Requirement 1 -
Translate this sentence from the propeller acoustics text into Spanish: "Experiments were conducted in an anechoic chamber using custom-built rigs to measure thrust, torque, and far-field sound pressure levels for a range of 3D printed propeller geometries."

Excerpted text -

──────────

Propeller Acoustics

Propeller Acoustics

As drones become increasingly integrated into commercial and urban environments, their acoustic signatures has emerged as a barrier to public acceptance and regulatory approval. Propeller noise, often tonal and high-pitched, reaches high psychoacoustic annoyance factors and has proven difficult to mitigate without compromising aerodynamic performance. This report compares two promising blade geometries—blade sweep and toroidal (looped) designs—for reducing propeller noise while maintaining efficiency. To enable fair comparisons, acoustic metrics are scaled to fixed reference thrust and torque coefficients using an effective radius and tip speed. Experiments were conducted in an anechoic chamber using custom-built rigs to measure thrust, torque, and far-field sound pressure levels for a range of 3D printed propeller geometries. Strong agreement was found between measured aerodynamic performance and theoretical power-law scaling with speed. Similarly, acoustic measurements followed expected scaling with distance and tip speed Among the tested designs, both swept and certain looped blades achieved reduction in overall noise; however, these were offset by reductions in aerodynamic efficiency. The quietest propeller overall was the largest tested, despite the dimensionless analysis.

──────────

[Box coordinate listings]
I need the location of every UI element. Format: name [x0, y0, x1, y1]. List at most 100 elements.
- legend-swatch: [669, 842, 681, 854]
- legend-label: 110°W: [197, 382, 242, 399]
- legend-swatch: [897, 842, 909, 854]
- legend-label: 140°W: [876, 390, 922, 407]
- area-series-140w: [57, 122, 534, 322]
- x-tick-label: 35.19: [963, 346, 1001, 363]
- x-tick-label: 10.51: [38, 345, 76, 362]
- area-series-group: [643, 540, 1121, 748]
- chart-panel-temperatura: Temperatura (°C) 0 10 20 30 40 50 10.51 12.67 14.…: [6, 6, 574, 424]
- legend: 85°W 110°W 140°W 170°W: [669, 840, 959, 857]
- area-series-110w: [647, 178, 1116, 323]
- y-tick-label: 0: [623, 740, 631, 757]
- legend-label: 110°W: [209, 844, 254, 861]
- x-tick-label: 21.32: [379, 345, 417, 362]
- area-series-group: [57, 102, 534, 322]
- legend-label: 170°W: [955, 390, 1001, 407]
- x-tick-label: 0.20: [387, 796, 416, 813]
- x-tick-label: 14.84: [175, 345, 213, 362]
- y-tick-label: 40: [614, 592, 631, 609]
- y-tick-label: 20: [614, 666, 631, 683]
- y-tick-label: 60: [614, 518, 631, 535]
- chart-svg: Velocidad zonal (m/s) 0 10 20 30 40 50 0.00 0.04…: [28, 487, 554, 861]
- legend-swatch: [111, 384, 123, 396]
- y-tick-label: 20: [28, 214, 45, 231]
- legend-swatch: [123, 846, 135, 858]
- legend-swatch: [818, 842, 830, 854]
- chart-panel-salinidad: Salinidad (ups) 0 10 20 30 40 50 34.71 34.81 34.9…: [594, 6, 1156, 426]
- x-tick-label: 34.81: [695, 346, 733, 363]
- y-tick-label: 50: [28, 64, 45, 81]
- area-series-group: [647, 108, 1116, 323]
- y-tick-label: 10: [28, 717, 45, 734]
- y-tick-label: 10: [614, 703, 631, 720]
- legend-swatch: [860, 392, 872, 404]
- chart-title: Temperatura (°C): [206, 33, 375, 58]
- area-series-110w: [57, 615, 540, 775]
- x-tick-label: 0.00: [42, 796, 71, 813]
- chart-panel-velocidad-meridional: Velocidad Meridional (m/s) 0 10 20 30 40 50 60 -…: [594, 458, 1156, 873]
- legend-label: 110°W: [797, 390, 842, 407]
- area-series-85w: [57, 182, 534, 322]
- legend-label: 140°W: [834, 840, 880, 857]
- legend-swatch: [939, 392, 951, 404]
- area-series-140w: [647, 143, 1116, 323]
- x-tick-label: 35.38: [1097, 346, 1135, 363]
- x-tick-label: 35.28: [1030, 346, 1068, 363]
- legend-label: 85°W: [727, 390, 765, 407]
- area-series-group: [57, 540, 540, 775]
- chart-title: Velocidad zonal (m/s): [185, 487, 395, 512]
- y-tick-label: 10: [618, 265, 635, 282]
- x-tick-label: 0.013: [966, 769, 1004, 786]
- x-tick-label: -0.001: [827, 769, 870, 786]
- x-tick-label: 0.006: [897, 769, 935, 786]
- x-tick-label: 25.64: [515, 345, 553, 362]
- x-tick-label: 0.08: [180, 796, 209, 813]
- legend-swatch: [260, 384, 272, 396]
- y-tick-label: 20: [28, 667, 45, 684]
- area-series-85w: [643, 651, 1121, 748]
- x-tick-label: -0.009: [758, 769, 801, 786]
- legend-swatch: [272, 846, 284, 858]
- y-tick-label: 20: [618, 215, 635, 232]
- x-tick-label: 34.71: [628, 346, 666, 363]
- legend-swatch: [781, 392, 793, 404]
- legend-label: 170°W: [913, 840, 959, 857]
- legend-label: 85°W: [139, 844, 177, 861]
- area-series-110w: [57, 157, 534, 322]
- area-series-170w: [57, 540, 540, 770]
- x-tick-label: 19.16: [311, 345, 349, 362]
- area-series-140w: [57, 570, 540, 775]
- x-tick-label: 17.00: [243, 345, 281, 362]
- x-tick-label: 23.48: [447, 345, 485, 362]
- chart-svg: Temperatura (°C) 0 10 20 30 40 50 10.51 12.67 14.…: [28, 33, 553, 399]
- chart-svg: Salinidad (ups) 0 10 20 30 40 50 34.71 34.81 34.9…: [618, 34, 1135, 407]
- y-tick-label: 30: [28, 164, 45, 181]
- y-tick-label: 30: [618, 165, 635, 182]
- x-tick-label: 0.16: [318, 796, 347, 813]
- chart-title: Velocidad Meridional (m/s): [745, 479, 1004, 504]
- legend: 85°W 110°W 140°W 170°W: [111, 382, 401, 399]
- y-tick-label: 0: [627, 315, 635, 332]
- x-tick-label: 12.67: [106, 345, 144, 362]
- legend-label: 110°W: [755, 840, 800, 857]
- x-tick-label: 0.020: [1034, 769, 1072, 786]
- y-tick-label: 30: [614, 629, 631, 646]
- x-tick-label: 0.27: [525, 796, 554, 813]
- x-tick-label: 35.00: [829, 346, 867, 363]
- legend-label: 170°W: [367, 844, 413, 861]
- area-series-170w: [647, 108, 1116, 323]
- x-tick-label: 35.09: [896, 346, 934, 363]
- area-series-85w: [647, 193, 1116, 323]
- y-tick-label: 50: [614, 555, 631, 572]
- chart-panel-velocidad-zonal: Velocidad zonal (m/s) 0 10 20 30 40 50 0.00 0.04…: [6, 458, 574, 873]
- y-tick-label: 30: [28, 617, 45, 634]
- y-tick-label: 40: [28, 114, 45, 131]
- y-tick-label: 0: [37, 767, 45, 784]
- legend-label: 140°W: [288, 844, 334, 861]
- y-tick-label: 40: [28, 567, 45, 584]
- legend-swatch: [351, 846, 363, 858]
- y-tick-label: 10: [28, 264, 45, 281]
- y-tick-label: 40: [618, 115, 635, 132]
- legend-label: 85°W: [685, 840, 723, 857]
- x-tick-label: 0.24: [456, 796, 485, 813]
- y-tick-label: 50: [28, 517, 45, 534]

──────────

Requirement 2 -
Express the rows as a JSON list of strings, one string per line, covering everything from the start of the rows down to the line containing "- area-series-group: [57, 102, 534, 322]", both ends included.

Task output 1 -
Los experimentos se realizaron en una cámara anecoica con bancos de ensayo construidos a medida para medir el empuje, el par y los niveles de presión sonora en campo lejano de una serie de geometrías de hélices impresas en 3D.

Task output 2 -
[
  "I need the location of every UI element. Format: name [x0, y0, x1, y1]. List at most 100 elements.",
  "- legend-swatch: [669, 842, 681, 854]",
  "- legend-label: 110°W: [197, 382, 242, 399]",
  "- legend-swatch: [897, 842, 909, 854]",
  "- legend-label: 140°W: [876, 390, 922, 407]",
  "- area-series-140w: [57, 122, 534, 322]",
  "- x-tick-label: 35.19: [963, 346, 1001, 363]",
  "- x-tick-label: 10.51: [38, 345, 76, 362]",
  "- area-series-group: [643, 540, 1121, 748]",
  "- chart-panel-temperatura: Temperatura (°C) 0 10 20 30 40 50 10.51 12.67 14.…: [6, 6, 574, 424]",
  "- legend: 85°W 110°W 140°W 170°W: [669, 840, 959, 857]",
  "- area-series-110w: [647, 178, 1116, 323]",
  "- y-tick-label: 0: [623, 740, 631, 757]",
  "- legend-label: 110°W: [209, 844, 254, 861]",
  "- x-tick-label: 21.32: [379, 345, 417, 362]",
  "- area-series-group: [57, 102, 534, 322]"
]